◆ **Figure contents as structured data**
========

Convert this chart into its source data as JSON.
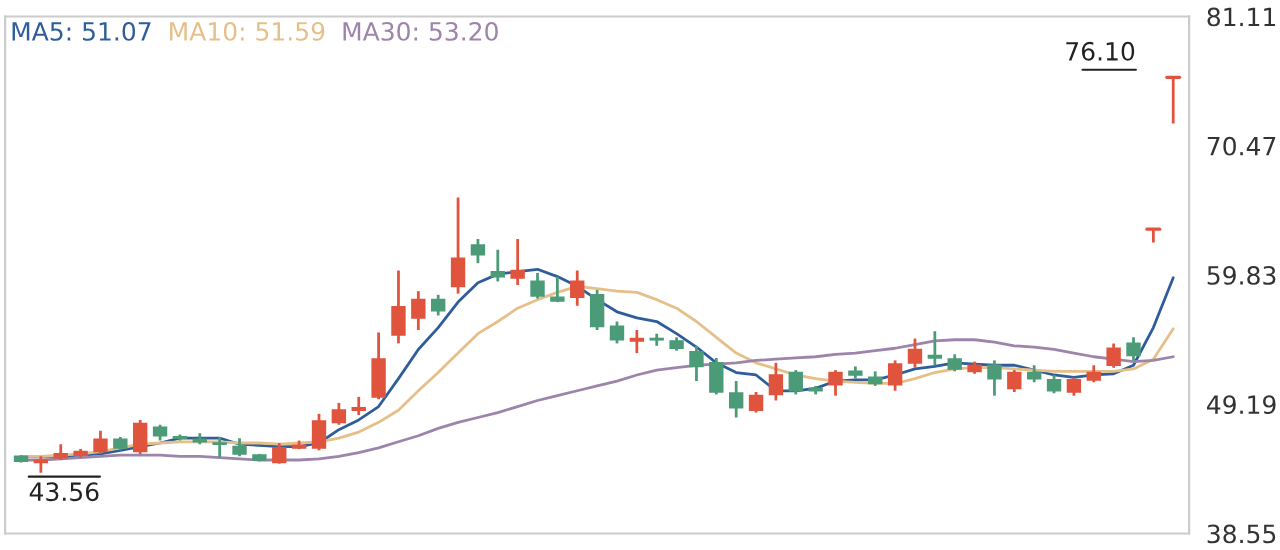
{
  "chart_data": {
    "type": "candlestick",
    "categories": [
      null,
      null,
      null,
      null,
      null,
      null,
      null,
      null,
      null,
      null,
      null,
      null,
      null,
      null,
      null,
      null,
      null,
      null,
      null,
      null,
      null,
      null,
      null,
      null,
      null,
      null,
      null,
      null,
      null,
      null,
      null,
      null,
      null,
      null,
      null,
      null,
      null,
      null,
      null,
      null,
      null,
      null,
      null,
      null,
      null,
      null,
      null,
      null,
      null,
      null,
      null,
      null,
      null,
      null,
      null,
      null,
      null,
      null,
      null
    ],
    "ohlc": [
      [
        44.9,
        45.0,
        44.4,
        44.5
      ],
      [
        44.4,
        44.9,
        43.56,
        44.6
      ],
      [
        44.8,
        45.9,
        44.6,
        45.1
      ],
      [
        45.0,
        45.5,
        44.8,
        45.3
      ],
      [
        45.3,
        47.0,
        45.1,
        46.3
      ],
      [
        46.3,
        46.5,
        45.4,
        45.6
      ],
      [
        45.3,
        47.9,
        45.1,
        47.6
      ],
      [
        47.3,
        47.5,
        46.2,
        46.6
      ],
      [
        46.5,
        46.7,
        46.2,
        46.4
      ],
      [
        46.3,
        46.8,
        45.9,
        46.1
      ],
      [
        46.0,
        46.5,
        44.8,
        45.9
      ],
      [
        45.7,
        46.4,
        44.9,
        45.1
      ],
      [
        45.0,
        45.1,
        44.5,
        44.6
      ],
      [
        44.4,
        46.0,
        44.3,
        45.6
      ],
      [
        45.6,
        46.2,
        45.5,
        45.8
      ],
      [
        45.6,
        48.4,
        45.4,
        47.8
      ],
      [
        47.7,
        49.3,
        47.5,
        48.7
      ],
      [
        48.7,
        49.8,
        48.3,
        48.9
      ],
      [
        49.8,
        55.1,
        49.6,
        52.9
      ],
      [
        54.9,
        60.2,
        54.2,
        57.2
      ],
      [
        56.3,
        58.5,
        55.3,
        57.8
      ],
      [
        57.8,
        58.2,
        56.5,
        56.9
      ],
      [
        58.9,
        66.2,
        58.3,
        61.2
      ],
      [
        62.3,
        62.8,
        60.8,
        61.5
      ],
      [
        60.1,
        61.9,
        59.3,
        59.7
      ],
      [
        59.6,
        62.8,
        59.0,
        60.2
      ],
      [
        59.3,
        60.0,
        57.9,
        58.1
      ],
      [
        58.0,
        59.7,
        57.6,
        57.7
      ],
      [
        58.0,
        60.2,
        57.3,
        59.3
      ],
      [
        58.2,
        58.6,
        55.3,
        55.6
      ],
      [
        55.6,
        56.0,
        54.2,
        54.5
      ],
      [
        54.4,
        55.3,
        53.4,
        54.6
      ],
      [
        54.6,
        55.0,
        54.0,
        54.5
      ],
      [
        54.4,
        54.7,
        53.6,
        53.8
      ],
      [
        53.5,
        54.0,
        51.1,
        52.3
      ],
      [
        52.6,
        53.0,
        50.0,
        50.2
      ],
      [
        50.1,
        51.1,
        48.1,
        48.9
      ],
      [
        48.7,
        50.2,
        48.5,
        49.9
      ],
      [
        50.0,
        52.6,
        49.5,
        51.6
      ],
      [
        51.8,
        52.0,
        50.0,
        50.3
      ],
      [
        50.5,
        50.7,
        50.0,
        50.3
      ],
      [
        50.8,
        52.0,
        49.9,
        51.8
      ],
      [
        51.9,
        52.3,
        51.3,
        51.6
      ],
      [
        51.4,
        51.9,
        50.7,
        50.9
      ],
      [
        50.8,
        52.8,
        50.3,
        52.5
      ],
      [
        52.6,
        54.6,
        52.2,
        53.7
      ],
      [
        53.2,
        55.2,
        52.4,
        53.0
      ],
      [
        52.9,
        53.3,
        51.9,
        52.1
      ],
      [
        51.9,
        52.7,
        51.7,
        52.4
      ],
      [
        52.4,
        52.8,
        49.9,
        51.3
      ],
      [
        50.5,
        52.0,
        50.2,
        51.8
      ],
      [
        51.8,
        52.4,
        51.0,
        51.3
      ],
      [
        51.2,
        51.6,
        50.1,
        50.3
      ],
      [
        50.2,
        51.4,
        49.9,
        51.2
      ],
      [
        51.2,
        52.4,
        51.0,
        51.8
      ],
      [
        52.4,
        54.2,
        52.2,
        53.8
      ],
      [
        54.2,
        54.7,
        52.8,
        53.2
      ],
      [
        63.6,
        63.6,
        62.5,
        63.6
      ],
      [
        76.1,
        76.1,
        72.3,
        76.1
      ]
    ],
    "colors": [
      "#4b9b78",
      "#e0543e",
      "#e0543e",
      "#e0543e",
      "#e0543e",
      "#4b9b78",
      "#e0543e",
      "#4b9b78",
      "#4b9b78",
      "#4b9b78",
      "#4b9b78",
      "#4b9b78",
      "#4b9b78",
      "#e0543e",
      "#e0543e",
      "#e0543e",
      "#e0543e",
      "#e0543e",
      "#e0543e",
      "#e0543e",
      "#e0543e",
      "#4b9b78",
      "#e0543e",
      "#4b9b78",
      "#4b9b78",
      "#e0543e",
      "#4b9b78",
      "#4b9b78",
      "#e0543e",
      "#4b9b78",
      "#4b9b78",
      "#e0543e",
      "#4b9b78",
      "#4b9b78",
      "#4b9b78",
      "#4b9b78",
      "#4b9b78",
      "#e0543e",
      "#e0543e",
      "#4b9b78",
      "#4b9b78",
      "#e0543e",
      "#4b9b78",
      "#4b9b78",
      "#e0543e",
      "#e0543e",
      "#4b9b78",
      "#4b9b78",
      "#e0543e",
      "#4b9b78",
      "#e0543e",
      "#4b9b78",
      "#4b9b78",
      "#e0543e",
      "#e0543e",
      "#e0543e",
      "#4b9b78",
      "#e0543e",
      "#e0543e"
    ],
    "series": [
      {
        "name": "MA5: 51.07",
        "type": "line",
        "color": "#2e5d9a",
        "values": [
          44.9,
          44.9,
          44.9,
          45.0,
          45.1,
          45.4,
          45.7,
          46.0,
          46.4,
          46.4,
          46.4,
          45.9,
          45.8,
          45.7,
          45.7,
          46.0,
          47.1,
          47.9,
          49.0,
          51.3,
          53.7,
          55.5,
          57.6,
          59.2,
          59.9,
          60.1,
          60.3,
          59.7,
          58.9,
          57.8,
          56.8,
          56.3,
          56.0,
          55.0,
          53.9,
          52.6,
          51.8,
          51.6,
          50.3,
          50.3,
          50.5,
          51.1,
          51.2,
          51.2,
          51.6,
          52.1,
          52.3,
          52.6,
          52.5,
          52.4,
          52.4,
          52.0,
          51.6,
          51.4,
          51.6,
          51.7,
          52.4,
          55.5,
          59.6
        ]
      },
      {
        "name": "MA10: 51.59",
        "type": "line",
        "color": "#e6bf88",
        "values": [
          44.9,
          44.9,
          45.0,
          45.1,
          45.3,
          45.6,
          45.9,
          46.0,
          46.1,
          46.1,
          46.1,
          46.0,
          46.0,
          45.9,
          46.0,
          46.1,
          46.4,
          46.9,
          47.7,
          48.7,
          50.3,
          51.8,
          53.4,
          55.0,
          56.0,
          57.1,
          57.8,
          58.4,
          58.9,
          58.7,
          58.5,
          58.4,
          57.8,
          57.1,
          56.0,
          54.7,
          53.4,
          52.6,
          52.1,
          51.6,
          51.3,
          51.1,
          51.0,
          50.9,
          50.9,
          51.3,
          51.8,
          52.1,
          52.2,
          52.2,
          52.1,
          52.0,
          51.9,
          51.9,
          51.9,
          51.9,
          52.1,
          52.9,
          55.4
        ]
      },
      {
        "name": "MA30: 53.20",
        "type": "line",
        "color": "#9c84ab",
        "values": [
          44.6,
          44.6,
          44.7,
          44.8,
          44.9,
          45.0,
          45.0,
          45.0,
          44.9,
          44.9,
          44.8,
          44.7,
          44.6,
          44.6,
          44.6,
          44.7,
          44.9,
          45.2,
          45.6,
          46.1,
          46.6,
          47.2,
          47.7,
          48.1,
          48.5,
          49.0,
          49.5,
          49.9,
          50.3,
          50.7,
          51.1,
          51.6,
          52.0,
          52.2,
          52.4,
          52.5,
          52.6,
          52.8,
          52.9,
          53.0,
          53.1,
          53.3,
          53.4,
          53.6,
          53.8,
          54.1,
          54.4,
          54.5,
          54.5,
          54.3,
          54.0,
          53.9,
          53.7,
          53.4,
          53.1,
          52.9,
          52.7,
          52.8,
          53.1
        ]
      }
    ],
    "ylim": [
      38.55,
      81.11
    ],
    "yticks": [
      38.55,
      49.19,
      59.83,
      70.47,
      81.11
    ],
    "annotations": [
      "76.10",
      "43.56"
    ],
    "legend": "top left",
    "tick_labels": "y"
  }
}
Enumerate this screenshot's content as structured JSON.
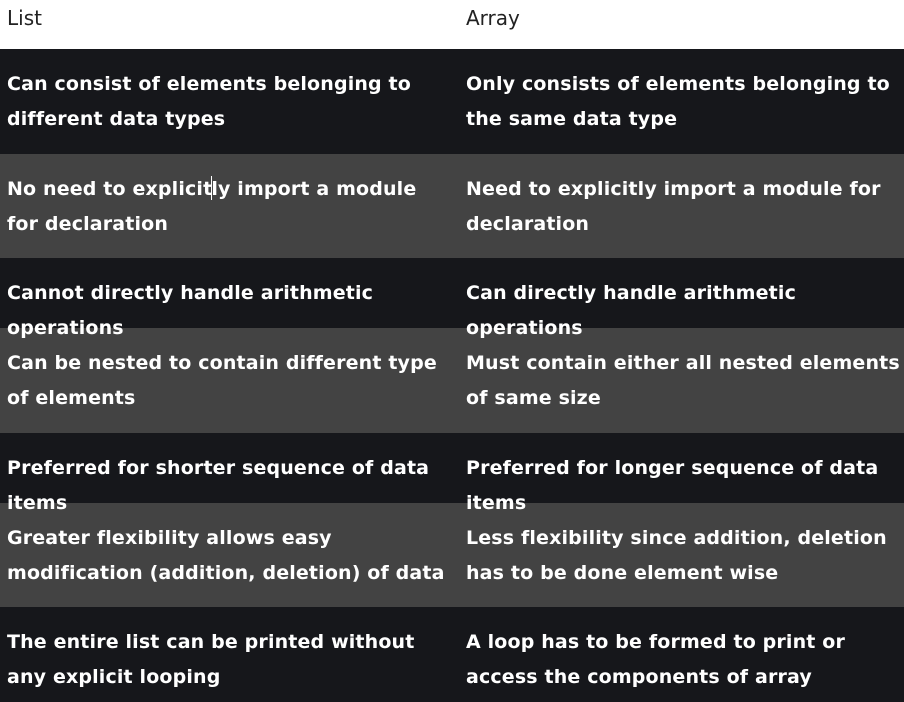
{
  "table": {
    "headers": [
      "List",
      "Array"
    ],
    "rows": [
      [
        "Can consist of elements belonging to different data types",
        "Only consists of elements belonging to the same data type"
      ],
      [
        "No need to explicitly import a module for declaration",
        "Need to explicitly import a module for declaration"
      ],
      [
        "Cannot directly handle arithmetic operations",
        "Can directly handle arithmetic operations"
      ],
      [
        "Can be nested to contain different type of elements",
        "Must contain either all nested elements of same size"
      ],
      [
        "Preferred for shorter sequence of data items",
        "Preferred for longer sequence of data items"
      ],
      [
        "Greater flexibility allows easy modification (addition, deletion) of data",
        "Less flexibility since addition, deletion has to be done element wise"
      ],
      [
        "The entire list can be printed without any explicit looping",
        "A loop has to be formed to print or access the components of array"
      ]
    ]
  },
  "split_text": {
    "row1_col1_before_caret": "No need to explicit",
    "row1_col1_after_caret": "ly import a module for declaration"
  },
  "colors": {
    "header_bg": "#ffffff",
    "header_text": "#222222",
    "row_dark": "#16171b",
    "row_light": "#434343",
    "cell_text": "#ffffff"
  }
}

========

◆ **Objective**
Emit an exact copy of the lines from the line bearing "Enumerate this screenshot's" through the last line above, inclusive, and leave the images out.

◆ **Completed task**
Enumerate this screenshot's content as structured JSON.
{
  "table": {
    "headers": [
      "List",
      "Array"
    ],
    "rows": [
      [
        "Can consist of elements belonging to different data types",
        "Only consists of elements belonging to the same data type"
      ],
      [
        "No need to explicitly import a module for declaration",
        "Need to explicitly import a module for declaration"
      ],
      [
        "Cannot directly handle arithmetic operations",
        "Can directly handle arithmetic operations"
      ],
      [
        "Can be nested to contain different type of elements",
        "Must contain either all nested elements of same size"
      ],
      [
        "Preferred for shorter sequence of data items",
        "Preferred for longer sequence of data items"
      ],
      [
        "Greater flexibility allows easy modification (addition, deletion) of data",
        "Less flexibility since addition, deletion has to be done element wise"
      ],
      [
        "The entire list can be printed without any explicit looping",
        "A loop has to be formed to print or access the components of array"
      ]
    ]
  },
  "split_text": {
    "row1_col1_before_caret": "No need to explicit",
    "row1_col1_after_caret": "ly import a module for declaration"
  },
  "colors": {
    "header_bg": "#ffffff",
    "header_text": "#222222",
    "row_dark": "#16171b",
    "row_light": "#434343",
    "cell_text": "#ffffff"
  }
}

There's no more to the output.